AIM OF THE EXERCISE = Go through the records and give each one again exactly.

═══ WORKING DATA ═══

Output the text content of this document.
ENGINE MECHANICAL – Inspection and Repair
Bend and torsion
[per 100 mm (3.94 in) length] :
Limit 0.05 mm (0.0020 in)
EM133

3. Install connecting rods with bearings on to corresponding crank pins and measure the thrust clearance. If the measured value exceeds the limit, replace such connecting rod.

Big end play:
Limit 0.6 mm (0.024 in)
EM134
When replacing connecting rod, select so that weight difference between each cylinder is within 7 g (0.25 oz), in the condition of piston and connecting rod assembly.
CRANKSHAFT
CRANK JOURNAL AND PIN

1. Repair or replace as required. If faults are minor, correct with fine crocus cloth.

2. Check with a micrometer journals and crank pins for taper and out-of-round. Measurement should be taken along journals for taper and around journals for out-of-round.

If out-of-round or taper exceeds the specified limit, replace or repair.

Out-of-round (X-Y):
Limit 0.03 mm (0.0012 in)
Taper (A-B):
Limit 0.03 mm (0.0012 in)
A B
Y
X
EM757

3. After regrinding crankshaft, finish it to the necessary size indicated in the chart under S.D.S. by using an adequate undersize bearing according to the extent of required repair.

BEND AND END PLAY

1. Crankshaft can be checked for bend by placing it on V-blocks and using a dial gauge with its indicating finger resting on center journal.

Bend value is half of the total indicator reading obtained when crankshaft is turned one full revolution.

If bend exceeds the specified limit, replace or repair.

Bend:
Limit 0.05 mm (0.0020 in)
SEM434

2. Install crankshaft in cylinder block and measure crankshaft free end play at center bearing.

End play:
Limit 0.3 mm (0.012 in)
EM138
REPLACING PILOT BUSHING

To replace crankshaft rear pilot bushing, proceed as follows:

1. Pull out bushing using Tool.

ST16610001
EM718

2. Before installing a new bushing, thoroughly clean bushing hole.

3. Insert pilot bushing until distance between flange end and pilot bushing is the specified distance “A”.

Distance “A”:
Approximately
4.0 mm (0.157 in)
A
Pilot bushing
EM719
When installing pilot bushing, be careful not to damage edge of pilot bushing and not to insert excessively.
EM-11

═══

FINISHED TASK =
Output the text content of this document.
ENGINE MECHANICAL – Inspection and Repair
Bend and torsion
[per 100 mm (3.94 in) length] :
Limit 0.05 mm (0.0020 in)
EM133

3. Install connecting rods with bearings on to corresponding crank pins and measure the thrust clearance. If the measured value exceeds the limit, replace such connecting rod.

Big end play:
Limit 0.6 mm (0.024 in)
EM134
When replacing connecting rod, select so that weight difference between each cylinder is within 7 g (0.25 oz), in the condition of piston and connecting rod assembly.
CRANKSHAFT
CRANK JOURNAL AND PIN

1. Repair or replace as required. If faults are minor, correct with fine crocus cloth.

2. Check with a micrometer journals and crank pins for taper and out-of-round. Measurement should be taken along journals for taper and around journals for out-of-round.

If out-of-round or taper exceeds the specified limit, replace or repair.

Out-of-round (X-Y):
Limit 0.03 mm (0.0012 in)
Taper (A-B):
Limit 0.03 mm (0.0012 in)
A B
Y
X
EM757

3. After regrinding crankshaft, finish it to the necessary size indicated in the chart under S.D.S. by using an adequate undersize bearing according to the extent of required repair.

BEND AND END PLAY

1. Crankshaft can be checked for bend by placing it on V-blocks and using a dial gauge with its indicating finger resting on center journal.

Bend value is half of the total indicator reading obtained when crankshaft is turned one full revolution.

If bend exceeds the specified limit, replace or repair.

Bend:
Limit 0.05 mm (0.0020 in)
SEM434

2. Install crankshaft in cylinder block and measure crankshaft free end play at center bearing.

End play:
Limit 0.3 mm (0.012 in)
EM138
REPLACING PILOT BUSHING

To replace crankshaft rear pilot bushing, proceed as follows:

1. Pull out bushing using Tool.

ST16610001
EM718

2. Before installing a new bushing, thoroughly clean bushing hole.

3. Insert pilot bushing until distance between flange end and pilot bushing is the specified distance “A”.

Distance “A”:
Approximately
4.0 mm (0.157 in)
A
Pilot bushing
EM719
When installing pilot bushing, be careful not to damage edge of pilot bushing and not to insert excessively.
EM-11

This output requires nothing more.